Problem requirements: Copy each line of the records that holds the string "przez".
— Start Dataset —
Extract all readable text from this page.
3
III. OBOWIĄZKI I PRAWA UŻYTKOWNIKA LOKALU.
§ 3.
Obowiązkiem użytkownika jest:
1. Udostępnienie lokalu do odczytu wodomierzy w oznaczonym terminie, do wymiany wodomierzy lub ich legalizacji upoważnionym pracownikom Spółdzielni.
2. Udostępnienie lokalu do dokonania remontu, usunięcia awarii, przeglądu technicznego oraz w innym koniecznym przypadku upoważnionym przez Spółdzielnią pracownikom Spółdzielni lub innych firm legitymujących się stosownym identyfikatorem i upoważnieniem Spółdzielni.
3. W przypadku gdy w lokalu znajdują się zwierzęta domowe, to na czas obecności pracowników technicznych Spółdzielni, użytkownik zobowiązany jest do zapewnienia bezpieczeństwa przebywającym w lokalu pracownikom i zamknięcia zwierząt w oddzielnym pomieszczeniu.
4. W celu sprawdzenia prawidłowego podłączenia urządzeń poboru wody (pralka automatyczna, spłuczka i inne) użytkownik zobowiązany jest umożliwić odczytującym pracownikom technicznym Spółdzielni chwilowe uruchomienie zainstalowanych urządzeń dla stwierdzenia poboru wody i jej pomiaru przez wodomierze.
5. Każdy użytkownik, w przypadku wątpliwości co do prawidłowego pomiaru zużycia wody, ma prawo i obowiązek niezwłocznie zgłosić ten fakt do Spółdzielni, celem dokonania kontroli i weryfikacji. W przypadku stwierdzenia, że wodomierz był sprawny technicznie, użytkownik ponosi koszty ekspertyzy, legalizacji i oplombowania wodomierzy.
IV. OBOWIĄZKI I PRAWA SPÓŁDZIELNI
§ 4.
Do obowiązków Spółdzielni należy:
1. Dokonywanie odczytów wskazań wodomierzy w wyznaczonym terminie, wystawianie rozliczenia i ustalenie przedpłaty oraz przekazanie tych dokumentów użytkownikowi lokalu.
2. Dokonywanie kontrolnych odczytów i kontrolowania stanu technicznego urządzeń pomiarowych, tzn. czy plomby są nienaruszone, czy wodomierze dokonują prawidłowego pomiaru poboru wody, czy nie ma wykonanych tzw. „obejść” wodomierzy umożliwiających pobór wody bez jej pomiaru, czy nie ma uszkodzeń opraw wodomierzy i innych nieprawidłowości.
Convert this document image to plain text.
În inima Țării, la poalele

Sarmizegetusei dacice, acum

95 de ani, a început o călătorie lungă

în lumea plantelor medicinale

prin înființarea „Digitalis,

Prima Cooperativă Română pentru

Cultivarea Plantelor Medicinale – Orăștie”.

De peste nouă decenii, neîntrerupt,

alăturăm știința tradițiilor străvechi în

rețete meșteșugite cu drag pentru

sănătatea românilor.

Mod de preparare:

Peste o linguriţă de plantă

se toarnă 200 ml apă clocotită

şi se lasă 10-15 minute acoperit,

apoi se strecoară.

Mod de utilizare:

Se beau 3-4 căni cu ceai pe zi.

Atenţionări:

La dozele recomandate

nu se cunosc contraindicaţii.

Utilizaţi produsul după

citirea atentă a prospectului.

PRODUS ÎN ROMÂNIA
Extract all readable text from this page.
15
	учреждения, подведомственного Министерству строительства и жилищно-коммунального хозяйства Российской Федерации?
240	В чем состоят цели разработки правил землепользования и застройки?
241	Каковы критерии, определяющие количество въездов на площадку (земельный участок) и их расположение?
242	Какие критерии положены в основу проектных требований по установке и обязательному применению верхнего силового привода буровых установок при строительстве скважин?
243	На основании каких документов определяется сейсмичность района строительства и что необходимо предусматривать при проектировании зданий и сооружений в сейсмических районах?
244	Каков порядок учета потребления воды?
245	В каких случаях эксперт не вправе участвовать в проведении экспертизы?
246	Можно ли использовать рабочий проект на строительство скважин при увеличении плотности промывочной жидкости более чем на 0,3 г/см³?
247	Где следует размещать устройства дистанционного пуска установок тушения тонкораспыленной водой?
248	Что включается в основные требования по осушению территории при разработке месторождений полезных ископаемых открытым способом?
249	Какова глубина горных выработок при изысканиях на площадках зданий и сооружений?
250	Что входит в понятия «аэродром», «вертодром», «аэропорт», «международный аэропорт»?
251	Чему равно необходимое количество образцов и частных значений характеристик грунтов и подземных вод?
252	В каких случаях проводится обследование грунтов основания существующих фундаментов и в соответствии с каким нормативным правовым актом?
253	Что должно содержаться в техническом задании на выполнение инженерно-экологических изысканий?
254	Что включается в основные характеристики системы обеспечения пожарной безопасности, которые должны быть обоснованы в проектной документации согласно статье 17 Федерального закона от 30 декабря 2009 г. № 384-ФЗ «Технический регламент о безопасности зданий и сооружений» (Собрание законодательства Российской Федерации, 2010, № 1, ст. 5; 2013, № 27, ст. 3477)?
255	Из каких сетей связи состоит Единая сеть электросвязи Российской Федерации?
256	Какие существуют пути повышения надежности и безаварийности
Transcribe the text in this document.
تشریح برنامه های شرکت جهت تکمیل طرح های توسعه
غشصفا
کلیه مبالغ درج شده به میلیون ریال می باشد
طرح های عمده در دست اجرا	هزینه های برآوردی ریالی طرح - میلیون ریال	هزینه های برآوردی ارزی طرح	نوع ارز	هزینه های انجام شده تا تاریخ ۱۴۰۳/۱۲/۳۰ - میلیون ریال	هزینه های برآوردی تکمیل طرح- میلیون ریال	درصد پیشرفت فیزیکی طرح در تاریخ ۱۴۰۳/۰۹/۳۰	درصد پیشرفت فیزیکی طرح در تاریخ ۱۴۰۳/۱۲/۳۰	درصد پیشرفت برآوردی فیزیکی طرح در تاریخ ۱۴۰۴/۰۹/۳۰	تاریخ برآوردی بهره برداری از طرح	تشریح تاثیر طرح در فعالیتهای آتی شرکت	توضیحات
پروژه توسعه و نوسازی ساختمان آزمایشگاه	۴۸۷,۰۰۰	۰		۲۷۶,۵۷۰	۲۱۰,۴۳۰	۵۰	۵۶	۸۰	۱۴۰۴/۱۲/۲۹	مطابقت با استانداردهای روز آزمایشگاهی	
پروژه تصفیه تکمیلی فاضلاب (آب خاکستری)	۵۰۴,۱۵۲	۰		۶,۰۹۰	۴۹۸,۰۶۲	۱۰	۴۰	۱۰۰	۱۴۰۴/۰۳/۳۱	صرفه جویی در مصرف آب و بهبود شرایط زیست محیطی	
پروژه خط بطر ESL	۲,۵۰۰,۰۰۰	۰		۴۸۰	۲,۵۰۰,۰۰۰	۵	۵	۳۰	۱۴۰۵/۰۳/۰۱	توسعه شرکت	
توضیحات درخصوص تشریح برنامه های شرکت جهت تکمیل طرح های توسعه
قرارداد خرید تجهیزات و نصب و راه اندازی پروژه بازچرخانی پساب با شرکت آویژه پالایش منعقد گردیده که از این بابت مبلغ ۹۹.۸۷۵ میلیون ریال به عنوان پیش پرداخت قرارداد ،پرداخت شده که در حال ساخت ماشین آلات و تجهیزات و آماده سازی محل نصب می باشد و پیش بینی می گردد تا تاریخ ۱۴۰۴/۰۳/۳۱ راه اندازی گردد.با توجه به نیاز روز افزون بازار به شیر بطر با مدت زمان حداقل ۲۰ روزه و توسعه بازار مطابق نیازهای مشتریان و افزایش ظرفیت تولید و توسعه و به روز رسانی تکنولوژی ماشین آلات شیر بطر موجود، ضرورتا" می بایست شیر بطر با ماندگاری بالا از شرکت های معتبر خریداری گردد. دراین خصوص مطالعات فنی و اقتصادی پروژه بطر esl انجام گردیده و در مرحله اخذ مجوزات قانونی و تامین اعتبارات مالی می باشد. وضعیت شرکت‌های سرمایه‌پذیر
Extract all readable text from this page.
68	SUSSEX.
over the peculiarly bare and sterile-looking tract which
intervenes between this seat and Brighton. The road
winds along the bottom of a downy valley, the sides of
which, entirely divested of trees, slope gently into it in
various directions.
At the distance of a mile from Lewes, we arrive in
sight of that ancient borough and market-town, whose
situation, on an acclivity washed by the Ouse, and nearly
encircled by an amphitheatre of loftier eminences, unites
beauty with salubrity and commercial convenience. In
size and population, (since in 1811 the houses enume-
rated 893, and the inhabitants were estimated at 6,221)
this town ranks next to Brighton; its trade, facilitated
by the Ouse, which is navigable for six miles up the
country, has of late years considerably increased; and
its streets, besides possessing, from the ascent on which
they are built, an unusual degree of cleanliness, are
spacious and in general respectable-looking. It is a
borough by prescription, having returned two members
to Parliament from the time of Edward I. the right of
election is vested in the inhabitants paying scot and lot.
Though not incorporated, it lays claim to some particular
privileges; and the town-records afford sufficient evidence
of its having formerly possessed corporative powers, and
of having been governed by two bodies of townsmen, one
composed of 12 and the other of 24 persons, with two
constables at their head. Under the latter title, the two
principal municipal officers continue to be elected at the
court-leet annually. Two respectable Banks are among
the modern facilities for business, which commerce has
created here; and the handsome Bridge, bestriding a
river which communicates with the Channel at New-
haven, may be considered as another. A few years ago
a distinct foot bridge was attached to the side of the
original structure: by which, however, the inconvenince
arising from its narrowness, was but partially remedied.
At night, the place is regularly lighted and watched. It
— End Dataset —
The output:
2. Udostępnienie lokalu do dokonania remontu, usunięcia awarii, przeglądu technicznego oraz w innym koniecznym przypadku upoważnionym przez Spółdzielnią pracownikom Spółdzielni lub innych firm legitymujących się stosownym identyfikatorem i upoważnieniem Spółdzielni.
4. W celu sprawdzenia prawidłowego podłączenia urządzeń poboru wody (pralka automatyczna, spłuczka i inne) użytkownik zobowiązany jest umożliwić odczytującym pracownikom technicznym Spółdzielni chwilowe uruchomienie zainstalowanych urządzeń dla stwierdzenia poboru wody i jej pomiaru przez wodomierze.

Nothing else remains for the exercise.